STORED ROWS:
============================================================
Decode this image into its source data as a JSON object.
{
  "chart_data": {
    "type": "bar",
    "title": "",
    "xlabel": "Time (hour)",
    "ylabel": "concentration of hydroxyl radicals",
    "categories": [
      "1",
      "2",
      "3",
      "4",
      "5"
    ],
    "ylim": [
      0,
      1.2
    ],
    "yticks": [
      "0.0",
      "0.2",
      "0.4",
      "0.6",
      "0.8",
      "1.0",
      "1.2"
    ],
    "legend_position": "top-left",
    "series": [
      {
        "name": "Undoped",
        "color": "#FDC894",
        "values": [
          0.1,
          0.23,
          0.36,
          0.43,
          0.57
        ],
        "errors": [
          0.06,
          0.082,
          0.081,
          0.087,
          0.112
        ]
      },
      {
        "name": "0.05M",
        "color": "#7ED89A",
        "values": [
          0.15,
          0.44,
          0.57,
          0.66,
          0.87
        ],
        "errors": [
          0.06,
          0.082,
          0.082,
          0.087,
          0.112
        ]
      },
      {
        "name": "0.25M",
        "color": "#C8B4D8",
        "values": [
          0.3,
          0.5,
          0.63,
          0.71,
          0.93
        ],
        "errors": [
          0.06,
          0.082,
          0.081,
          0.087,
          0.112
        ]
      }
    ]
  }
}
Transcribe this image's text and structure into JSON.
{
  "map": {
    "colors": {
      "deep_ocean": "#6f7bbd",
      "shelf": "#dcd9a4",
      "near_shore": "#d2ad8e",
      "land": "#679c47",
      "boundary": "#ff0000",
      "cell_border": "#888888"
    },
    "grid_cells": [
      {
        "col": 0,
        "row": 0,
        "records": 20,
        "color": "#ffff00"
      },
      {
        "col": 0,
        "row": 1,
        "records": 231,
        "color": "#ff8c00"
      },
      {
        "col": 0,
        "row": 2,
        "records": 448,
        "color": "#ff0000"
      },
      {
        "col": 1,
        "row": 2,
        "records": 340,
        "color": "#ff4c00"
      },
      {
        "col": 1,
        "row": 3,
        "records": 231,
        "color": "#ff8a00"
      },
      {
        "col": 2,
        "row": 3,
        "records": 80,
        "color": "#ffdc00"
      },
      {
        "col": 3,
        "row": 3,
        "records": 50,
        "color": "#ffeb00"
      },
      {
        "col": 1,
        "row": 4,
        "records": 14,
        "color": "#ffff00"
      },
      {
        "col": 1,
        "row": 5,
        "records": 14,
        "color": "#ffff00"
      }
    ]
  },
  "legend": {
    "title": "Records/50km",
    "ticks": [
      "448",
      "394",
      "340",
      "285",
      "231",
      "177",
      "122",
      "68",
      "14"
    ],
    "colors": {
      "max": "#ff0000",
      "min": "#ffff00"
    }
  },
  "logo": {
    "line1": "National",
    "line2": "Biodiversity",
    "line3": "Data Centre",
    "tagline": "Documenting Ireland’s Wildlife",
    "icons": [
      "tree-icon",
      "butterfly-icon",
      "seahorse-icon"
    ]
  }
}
============================================================
GIVEN REQUEST:
Copy every record exactly, with nothing added or dropped.

WRITTEN REPLY:
Decode this image into its source data as a JSON object.
{
  "chart_data": {
    "type": "bar",
    "title": "",
    "xlabel": "Time (hour)",
    "ylabel": "concentration of hydroxyl radicals",
    "categories": [
      "1",
      "2",
      "3",
      "4",
      "5"
    ],
    "ylim": [
      0,
      1.2
    ],
    "yticks": [
      "0.0",
      "0.2",
      "0.4",
      "0.6",
      "0.8",
      "1.0",
      "1.2"
    ],
    "legend_position": "top-left",
    "series": [
      {
        "name": "Undoped",
        "color": "#FDC894",
        "values": [
          0.1,
          0.23,
          0.36,
          0.43,
          0.57
        ],
        "errors": [
          0.06,
          0.082,
          0.081,
          0.087,
          0.112
        ]
      },
      {
        "name": "0.05M",
        "color": "#7ED89A",
        "values": [
          0.15,
          0.44,
          0.57,
          0.66,
          0.87
        ],
        "errors": [
          0.06,
          0.082,
          0.082,
          0.087,
          0.112
        ]
      },
      {
        "name": "0.25M",
        "color": "#C8B4D8",
        "values": [
          0.3,
          0.5,
          0.63,
          0.71,
          0.93
        ],
        "errors": [
          0.06,
          0.082,
          0.081,
          0.087,
          0.112
        ]
      }
    ]
  }
}
Transcribe this image's text and structure into JSON.
{
  "map": {
    "colors": {
      "deep_ocean": "#6f7bbd",
      "shelf": "#dcd9a4",
      "near_shore": "#d2ad8e",
      "land": "#679c47",
      "boundary": "#ff0000",
      "cell_border": "#888888"
    },
    "grid_cells": [
      {
        "col": 0,
        "row": 0,
        "records": 20,
        "color": "#ffff00"
      },
      {
        "col": 0,
        "row": 1,
        "records": 231,
        "color": "#ff8c00"
      },
      {
        "col": 0,
        "row": 2,
        "records": 448,
        "color": "#ff0000"
      },
      {
        "col": 1,
        "row": 2,
        "records": 340,
        "color": "#ff4c00"
      },
      {
        "col": 1,
        "row": 3,
        "records": 231,
        "color": "#ff8a00"
      },
      {
        "col": 2,
        "row": 3,
        "records": 80,
        "color": "#ffdc00"
      },
      {
        "col": 3,
        "row": 3,
        "records": 50,
        "color": "#ffeb00"
      },
      {
        "col": 1,
        "row": 4,
        "records": 14,
        "color": "#ffff00"
      },
      {
        "col": 1,
        "row": 5,
        "records": 14,
        "color": "#ffff00"
      }
    ]
  },
  "legend": {
    "title": "Records/50km",
    "ticks": [
      "448",
      "394",
      "340",
      "285",
      "231",
      "177",
      "122",
      "68",
      "14"
    ],
    "colors": {
      "max": "#ff0000",
      "min": "#ffff00"
    }
  },
  "logo": {
    "line1": "National",
    "line2": "Biodiversity",
    "line3": "Data Centre",
    "tagline": "Documenting Ireland’s Wildlife",
    "icons": [
      "tree-icon",
      "butterfly-icon",
      "seahorse-icon"
    ]
  }
}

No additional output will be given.